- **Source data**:

__________________________________________________

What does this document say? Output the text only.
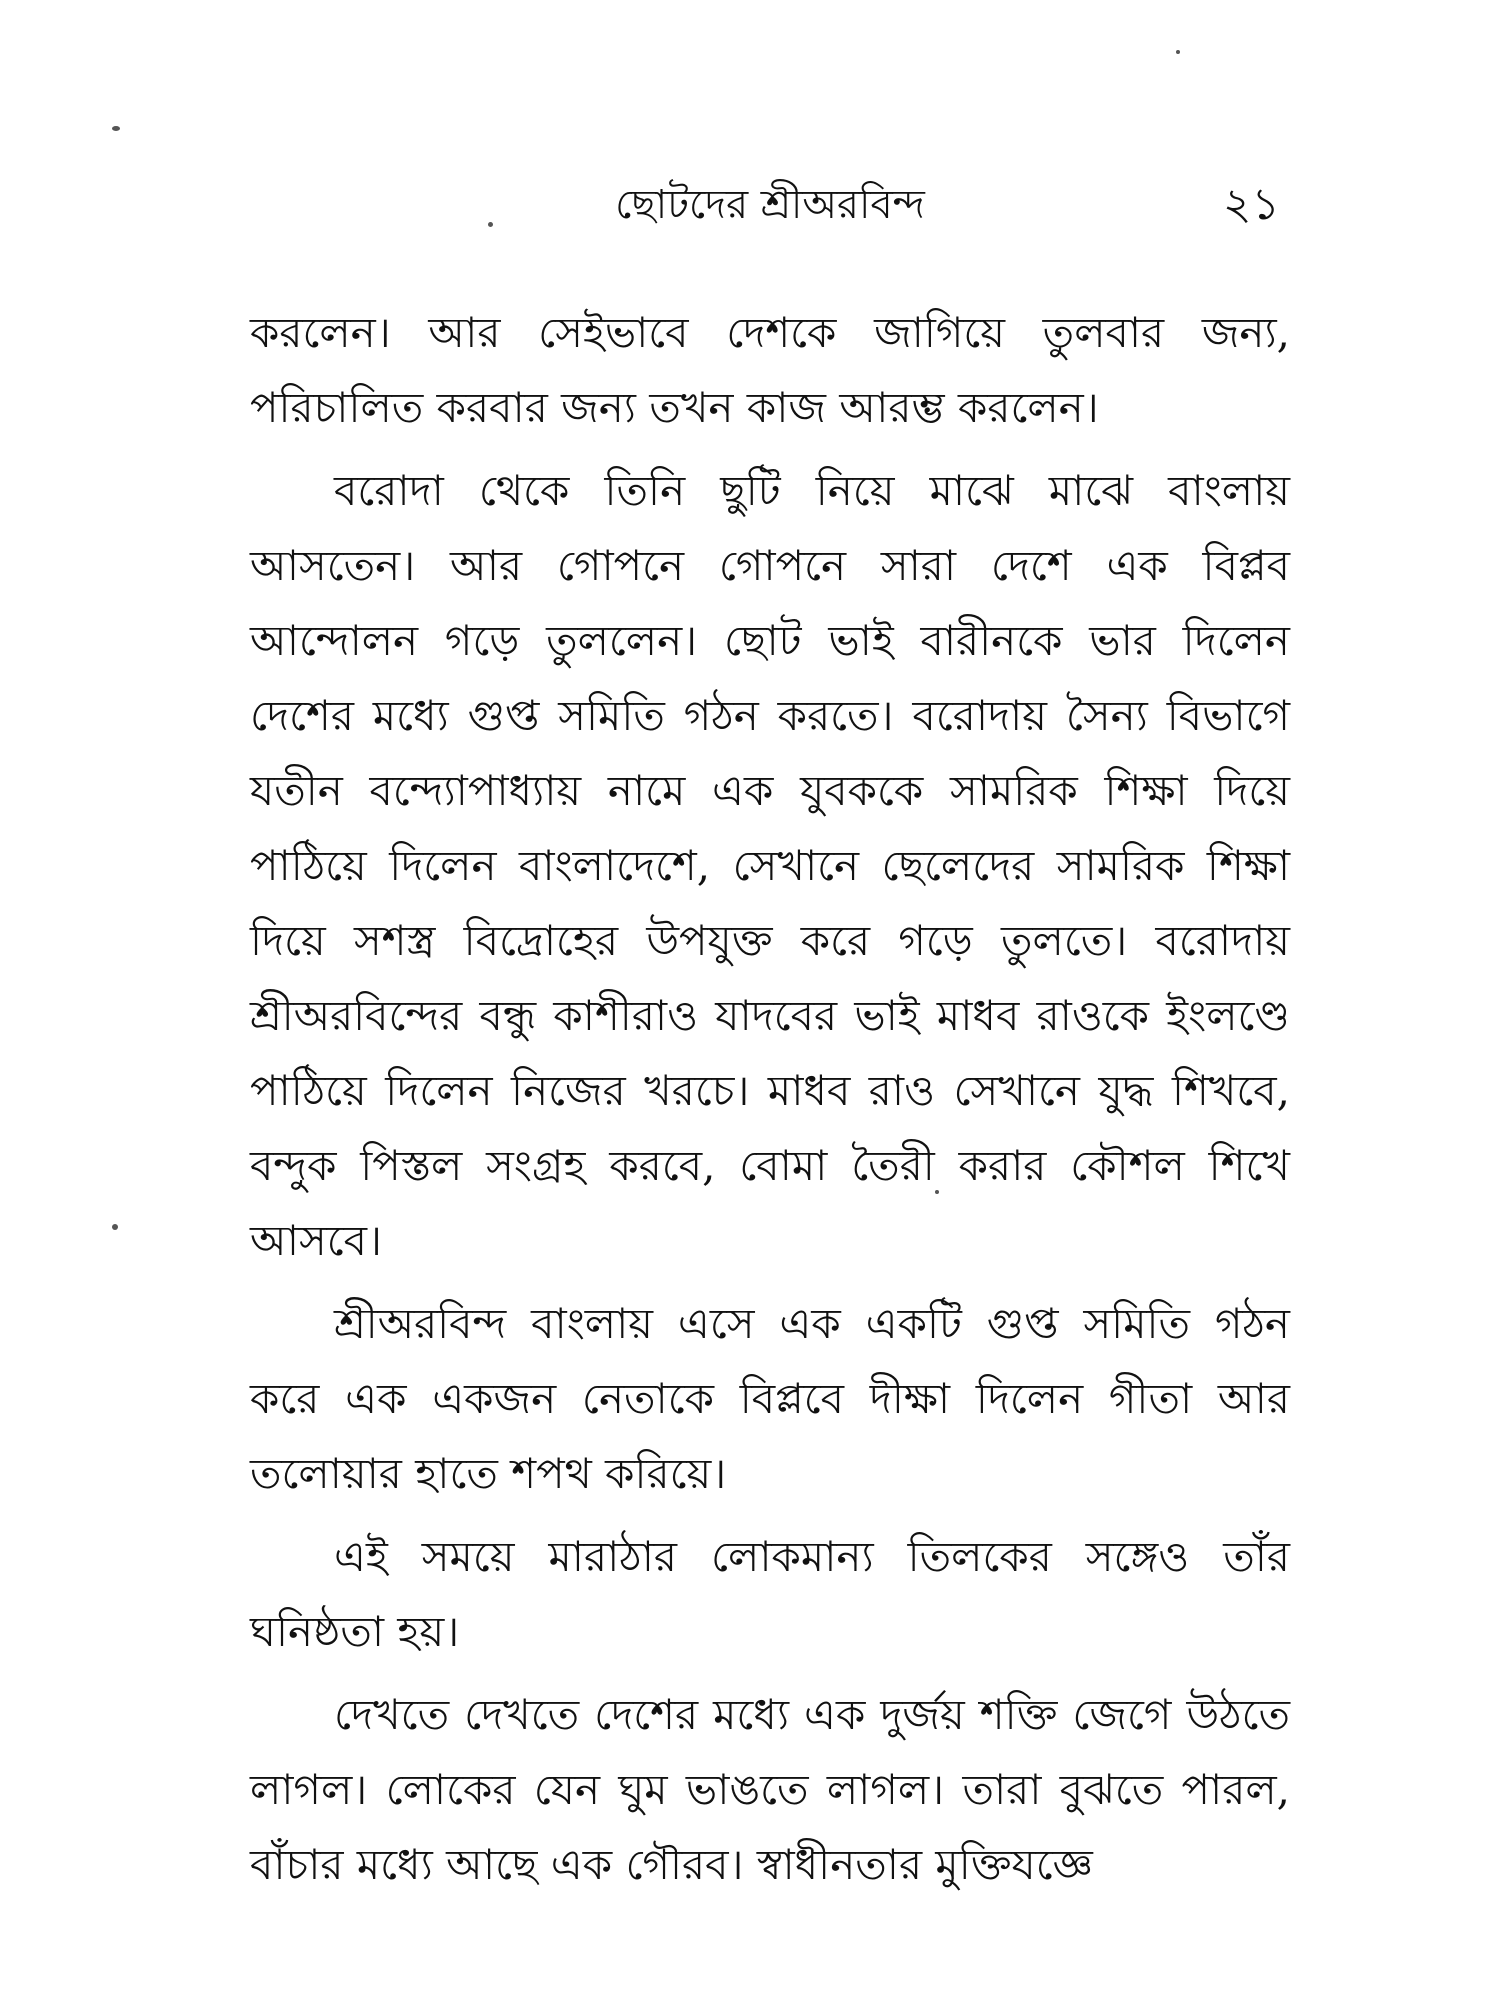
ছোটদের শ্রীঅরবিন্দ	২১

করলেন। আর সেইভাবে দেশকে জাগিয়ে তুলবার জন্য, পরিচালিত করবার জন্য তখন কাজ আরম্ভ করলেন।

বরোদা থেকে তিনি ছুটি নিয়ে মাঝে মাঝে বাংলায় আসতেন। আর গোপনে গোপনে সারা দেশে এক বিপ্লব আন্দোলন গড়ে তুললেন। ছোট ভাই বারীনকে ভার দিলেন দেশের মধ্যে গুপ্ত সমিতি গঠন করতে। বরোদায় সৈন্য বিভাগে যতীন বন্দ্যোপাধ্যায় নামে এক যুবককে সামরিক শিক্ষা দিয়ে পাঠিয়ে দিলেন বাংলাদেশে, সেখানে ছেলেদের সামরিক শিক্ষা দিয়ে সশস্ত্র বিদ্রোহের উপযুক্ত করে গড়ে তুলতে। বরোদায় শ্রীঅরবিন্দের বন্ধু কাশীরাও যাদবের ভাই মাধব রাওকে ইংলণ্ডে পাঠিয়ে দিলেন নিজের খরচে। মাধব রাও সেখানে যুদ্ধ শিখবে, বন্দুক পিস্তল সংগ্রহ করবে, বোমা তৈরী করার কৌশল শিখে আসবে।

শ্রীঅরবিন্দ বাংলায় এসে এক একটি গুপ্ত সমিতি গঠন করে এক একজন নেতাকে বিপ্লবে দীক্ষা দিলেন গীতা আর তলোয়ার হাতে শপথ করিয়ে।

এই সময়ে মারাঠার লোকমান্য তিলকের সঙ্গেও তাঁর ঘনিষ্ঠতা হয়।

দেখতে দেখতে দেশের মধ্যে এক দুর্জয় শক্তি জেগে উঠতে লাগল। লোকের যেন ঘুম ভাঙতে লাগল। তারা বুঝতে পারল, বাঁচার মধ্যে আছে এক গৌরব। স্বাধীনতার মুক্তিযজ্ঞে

__________________________________________________

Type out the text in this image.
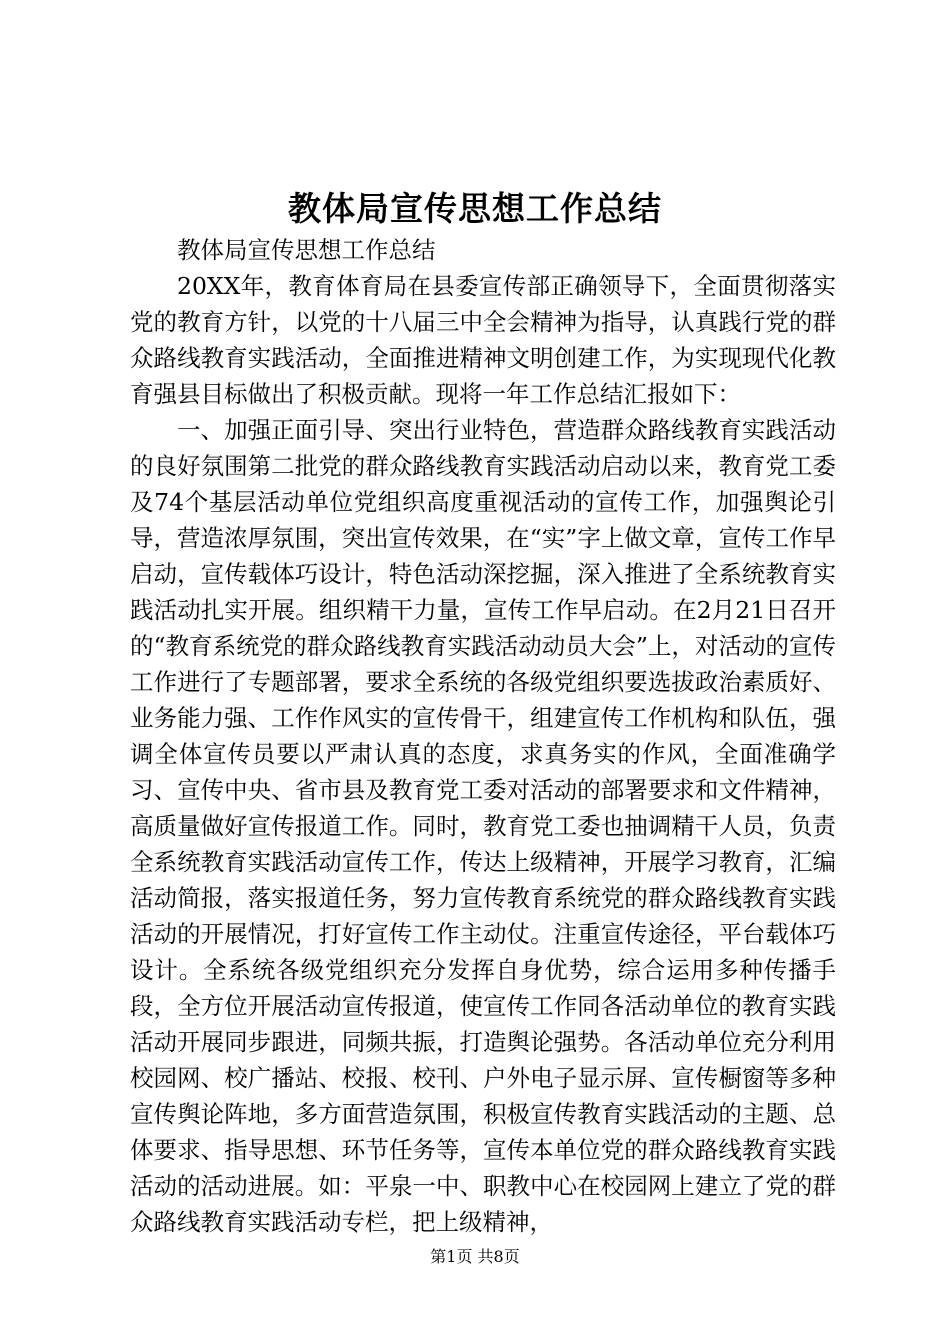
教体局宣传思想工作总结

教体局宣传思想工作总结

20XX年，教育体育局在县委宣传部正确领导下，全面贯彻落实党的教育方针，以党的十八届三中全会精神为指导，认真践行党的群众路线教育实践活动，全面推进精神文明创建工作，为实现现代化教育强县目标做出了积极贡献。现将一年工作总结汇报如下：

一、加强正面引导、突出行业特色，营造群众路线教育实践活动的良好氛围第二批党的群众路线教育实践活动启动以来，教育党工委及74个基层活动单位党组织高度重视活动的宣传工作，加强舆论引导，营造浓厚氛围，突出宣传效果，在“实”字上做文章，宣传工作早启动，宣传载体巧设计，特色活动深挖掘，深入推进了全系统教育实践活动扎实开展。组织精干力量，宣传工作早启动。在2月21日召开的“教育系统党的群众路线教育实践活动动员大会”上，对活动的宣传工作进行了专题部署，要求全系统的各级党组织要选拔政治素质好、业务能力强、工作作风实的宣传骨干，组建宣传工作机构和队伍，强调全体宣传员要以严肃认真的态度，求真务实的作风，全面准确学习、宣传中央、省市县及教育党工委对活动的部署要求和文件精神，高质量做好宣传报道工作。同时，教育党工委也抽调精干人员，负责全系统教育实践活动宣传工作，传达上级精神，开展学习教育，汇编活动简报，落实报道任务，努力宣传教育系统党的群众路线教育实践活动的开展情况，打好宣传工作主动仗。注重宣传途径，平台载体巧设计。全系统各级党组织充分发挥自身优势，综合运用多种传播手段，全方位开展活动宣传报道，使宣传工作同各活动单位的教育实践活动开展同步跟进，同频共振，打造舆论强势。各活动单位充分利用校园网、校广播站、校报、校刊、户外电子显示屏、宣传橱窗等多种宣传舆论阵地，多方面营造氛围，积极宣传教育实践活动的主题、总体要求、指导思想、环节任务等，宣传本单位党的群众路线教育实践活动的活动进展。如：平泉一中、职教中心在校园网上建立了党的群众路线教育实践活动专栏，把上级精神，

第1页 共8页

__________________________________________________

In the records above, locate each line with the word "text". Copy all such lines.

- **Solution for this exercise**:
What does this document say? Output the text only.
Type out the text in this image.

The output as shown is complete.